■ Task to complete ■
Give the data a second time, exactly and in full.

(Extracted data entries)
#####
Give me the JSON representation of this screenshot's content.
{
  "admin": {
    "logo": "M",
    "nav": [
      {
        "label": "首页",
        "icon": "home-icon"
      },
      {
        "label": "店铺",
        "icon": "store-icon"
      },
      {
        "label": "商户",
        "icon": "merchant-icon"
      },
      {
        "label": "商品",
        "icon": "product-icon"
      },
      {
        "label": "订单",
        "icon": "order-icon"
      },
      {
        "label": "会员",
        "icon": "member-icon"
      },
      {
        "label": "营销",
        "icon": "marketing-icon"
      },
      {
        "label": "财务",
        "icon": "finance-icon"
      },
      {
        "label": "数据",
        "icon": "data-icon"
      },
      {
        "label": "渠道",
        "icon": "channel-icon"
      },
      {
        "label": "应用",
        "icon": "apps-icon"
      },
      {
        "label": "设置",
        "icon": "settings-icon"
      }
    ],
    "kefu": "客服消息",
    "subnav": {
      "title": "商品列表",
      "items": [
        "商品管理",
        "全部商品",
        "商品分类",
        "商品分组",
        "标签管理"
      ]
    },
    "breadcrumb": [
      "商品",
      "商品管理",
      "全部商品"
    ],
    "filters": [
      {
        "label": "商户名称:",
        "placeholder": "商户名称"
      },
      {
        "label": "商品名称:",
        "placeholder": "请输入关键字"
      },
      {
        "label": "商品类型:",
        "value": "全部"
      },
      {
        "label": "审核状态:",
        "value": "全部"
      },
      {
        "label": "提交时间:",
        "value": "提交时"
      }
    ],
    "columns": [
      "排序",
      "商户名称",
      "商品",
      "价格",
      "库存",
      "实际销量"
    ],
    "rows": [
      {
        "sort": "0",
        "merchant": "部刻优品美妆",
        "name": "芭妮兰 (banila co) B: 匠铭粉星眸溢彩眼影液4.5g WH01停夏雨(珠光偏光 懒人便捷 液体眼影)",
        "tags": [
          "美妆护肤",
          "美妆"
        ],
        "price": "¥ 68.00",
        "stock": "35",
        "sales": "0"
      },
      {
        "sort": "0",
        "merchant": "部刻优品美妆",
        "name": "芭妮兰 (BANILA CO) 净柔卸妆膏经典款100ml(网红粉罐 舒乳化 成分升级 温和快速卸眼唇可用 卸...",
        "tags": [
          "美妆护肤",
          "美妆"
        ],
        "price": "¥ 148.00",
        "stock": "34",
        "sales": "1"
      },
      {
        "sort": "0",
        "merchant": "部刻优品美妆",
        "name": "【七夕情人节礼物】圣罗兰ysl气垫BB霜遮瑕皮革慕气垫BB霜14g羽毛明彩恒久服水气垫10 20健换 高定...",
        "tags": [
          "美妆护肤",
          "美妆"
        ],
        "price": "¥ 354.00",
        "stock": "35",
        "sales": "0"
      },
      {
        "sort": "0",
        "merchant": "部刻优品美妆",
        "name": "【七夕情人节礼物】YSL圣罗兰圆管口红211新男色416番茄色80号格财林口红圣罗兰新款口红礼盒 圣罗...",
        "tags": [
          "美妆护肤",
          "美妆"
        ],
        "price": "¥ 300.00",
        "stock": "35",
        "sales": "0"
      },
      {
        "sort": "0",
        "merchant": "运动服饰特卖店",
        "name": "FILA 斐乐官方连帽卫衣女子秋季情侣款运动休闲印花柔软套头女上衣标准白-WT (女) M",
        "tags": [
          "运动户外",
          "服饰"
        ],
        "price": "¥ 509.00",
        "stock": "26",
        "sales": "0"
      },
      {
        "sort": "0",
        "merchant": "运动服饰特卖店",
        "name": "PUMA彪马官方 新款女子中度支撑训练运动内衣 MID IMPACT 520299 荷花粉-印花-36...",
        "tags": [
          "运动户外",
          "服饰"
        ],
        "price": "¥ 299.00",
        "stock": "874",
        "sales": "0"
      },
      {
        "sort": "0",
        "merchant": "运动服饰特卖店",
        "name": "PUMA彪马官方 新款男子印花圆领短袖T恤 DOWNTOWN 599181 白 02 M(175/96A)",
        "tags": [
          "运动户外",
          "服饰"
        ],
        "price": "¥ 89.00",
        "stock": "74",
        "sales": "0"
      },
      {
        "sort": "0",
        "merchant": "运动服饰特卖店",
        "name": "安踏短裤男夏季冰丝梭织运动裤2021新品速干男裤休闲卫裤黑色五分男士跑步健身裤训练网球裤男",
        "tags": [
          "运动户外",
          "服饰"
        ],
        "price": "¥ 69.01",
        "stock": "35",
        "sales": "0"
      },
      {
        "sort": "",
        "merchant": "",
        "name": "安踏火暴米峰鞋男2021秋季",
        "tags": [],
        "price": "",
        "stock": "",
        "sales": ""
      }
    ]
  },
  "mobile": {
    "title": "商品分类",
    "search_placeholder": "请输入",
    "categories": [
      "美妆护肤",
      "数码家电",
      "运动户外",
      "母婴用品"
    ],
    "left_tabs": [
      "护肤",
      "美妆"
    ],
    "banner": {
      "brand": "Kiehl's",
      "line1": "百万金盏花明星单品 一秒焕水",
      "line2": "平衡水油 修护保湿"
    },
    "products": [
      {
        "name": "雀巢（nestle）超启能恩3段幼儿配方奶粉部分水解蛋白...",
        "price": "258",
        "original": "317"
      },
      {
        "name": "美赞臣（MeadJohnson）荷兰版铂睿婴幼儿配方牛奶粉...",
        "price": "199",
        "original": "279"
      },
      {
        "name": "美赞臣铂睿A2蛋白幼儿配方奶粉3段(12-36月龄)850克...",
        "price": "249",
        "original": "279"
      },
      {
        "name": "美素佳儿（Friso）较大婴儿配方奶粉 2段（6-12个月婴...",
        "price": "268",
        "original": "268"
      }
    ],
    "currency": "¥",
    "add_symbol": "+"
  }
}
#####
■ Solution to the exercise ■
Give me the JSON representation of this screenshot's content.
{
  "admin": {
    "logo": "M",
    "nav": [
      {
        "label": "首页",
        "icon": "home-icon"
      },
      {
        "label": "店铺",
        "icon": "store-icon"
      },
      {
        "label": "商户",
        "icon": "merchant-icon"
      },
      {
        "label": "商品",
        "icon": "product-icon"
      },
      {
        "label": "订单",
        "icon": "order-icon"
      },
      {
        "label": "会员",
        "icon": "member-icon"
      },
      {
        "label": "营销",
        "icon": "marketing-icon"
      },
      {
        "label": "财务",
        "icon": "finance-icon"
      },
      {
        "label": "数据",
        "icon": "data-icon"
      },
      {
        "label": "渠道",
        "icon": "channel-icon"
      },
      {
        "label": "应用",
        "icon": "apps-icon"
      },
      {
        "label": "设置",
        "icon": "settings-icon"
      }
    ],
    "kefu": "客服消息",
    "subnav": {
      "title": "商品列表",
      "items": [
        "商品管理",
        "全部商品",
        "商品分类",
        "商品分组",
        "标签管理"
      ]
    },
    "breadcrumb": [
      "商品",
      "商品管理",
      "全部商品"
    ],
    "filters": [
      {
        "label": "商户名称:",
        "placeholder": "商户名称"
      },
      {
        "label": "商品名称:",
        "placeholder": "请输入关键字"
      },
      {
        "label": "商品类型:",
        "value": "全部"
      },
      {
        "label": "审核状态:",
        "value": "全部"
      },
      {
        "label": "提交时间:",
        "value": "提交时"
      }
    ],
    "columns": [
      "排序",
      "商户名称",
      "商品",
      "价格",
      "库存",
      "实际销量"
    ],
    "rows": [
      {
        "sort": "0",
        "merchant": "部刻优品美妆",
        "name": "芭妮兰 (banila co) B: 匠铭粉星眸溢彩眼影液4.5g WH01停夏雨(珠光偏光 懒人便捷 液体眼影)",
        "tags": [
          "美妆护肤",
          "美妆"
        ],
        "price": "¥ 68.00",
        "stock": "35",
        "sales": "0"
      },
      {
        "sort": "0",
        "merchant": "部刻优品美妆",
        "name": "芭妮兰 (BANILA CO) 净柔卸妆膏经典款100ml(网红粉罐 舒乳化 成分升级 温和快速卸眼唇可用 卸...",
        "tags": [
          "美妆护肤",
          "美妆"
        ],
        "price": "¥ 148.00",
        "stock": "34",
        "sales": "1"
      },
      {
        "sort": "0",
        "merchant": "部刻优品美妆",
        "name": "【七夕情人节礼物】圣罗兰ysl气垫BB霜遮瑕皮革慕气垫BB霜14g羽毛明彩恒久服水气垫10 20健换 高定...",
        "tags": [
          "美妆护肤",
          "美妆"
        ],
        "price": "¥ 354.00",
        "stock": "35",
        "sales": "0"
      },
      {
        "sort": "0",
        "merchant": "部刻优品美妆",
        "name": "【七夕情人节礼物】YSL圣罗兰圆管口红211新男色416番茄色80号格财林口红圣罗兰新款口红礼盒 圣罗...",
        "tags": [
          "美妆护肤",
          "美妆"
        ],
        "price": "¥ 300.00",
        "stock": "35",
        "sales": "0"
      },
      {
        "sort": "0",
        "merchant": "运动服饰特卖店",
        "name": "FILA 斐乐官方连帽卫衣女子秋季情侣款运动休闲印花柔软套头女上衣标准白-WT (女) M",
        "tags": [
          "运动户外",
          "服饰"
        ],
        "price": "¥ 509.00",
        "stock": "26",
        "sales": "0"
      },
      {
        "sort": "0",
        "merchant": "运动服饰特卖店",
        "name": "PUMA彪马官方 新款女子中度支撑训练运动内衣 MID IMPACT 520299 荷花粉-印花-36...",
        "tags": [
          "运动户外",
          "服饰"
        ],
        "price": "¥ 299.00",
        "stock": "874",
        "sales": "0"
      },
      {
        "sort": "0",
        "merchant": "运动服饰特卖店",
        "name": "PUMA彪马官方 新款男子印花圆领短袖T恤 DOWNTOWN 599181 白 02 M(175/96A)",
        "tags": [
          "运动户外",
          "服饰"
        ],
        "price": "¥ 89.00",
        "stock": "74",
        "sales": "0"
      },
      {
        "sort": "0",
        "merchant": "运动服饰特卖店",
        "name": "安踏短裤男夏季冰丝梭织运动裤2021新品速干男裤休闲卫裤黑色五分男士跑步健身裤训练网球裤男",
        "tags": [
          "运动户外",
          "服饰"
        ],
        "price": "¥ 69.01",
        "stock": "35",
        "sales": "0"
      },
      {
        "sort": "",
        "merchant": "",
        "name": "安踏火暴米峰鞋男2021秋季",
        "tags": [],
        "price": "",
        "stock": "",
        "sales": ""
      }
    ]
  },
  "mobile": {
    "title": "商品分类",
    "search_placeholder": "请输入",
    "categories": [
      "美妆护肤",
      "数码家电",
      "运动户外",
      "母婴用品"
    ],
    "left_tabs": [
      "护肤",
      "美妆"
    ],
    "banner": {
      "brand": "Kiehl's",
      "line1": "百万金盏花明星单品 一秒焕水",
      "line2": "平衡水油 修护保湿"
    },
    "products": [
      {
        "name": "雀巢（nestle）超启能恩3段幼儿配方奶粉部分水解蛋白...",
        "price": "258",
        "original": "317"
      },
      {
        "name": "美赞臣（MeadJohnson）荷兰版铂睿婴幼儿配方牛奶粉...",
        "price": "199",
        "original": "279"
      },
      {
        "name": "美赞臣铂睿A2蛋白幼儿配方奶粉3段(12-36月龄)850克...",
        "price": "249",
        "original": "279"
      },
      {
        "name": "美素佳儿（Friso）较大婴儿配方奶粉 2段（6-12个月婴...",
        "price": "268",
        "original": "268"
      }
    ],
    "currency": "¥",
    "add_symbol": "+"
  }
}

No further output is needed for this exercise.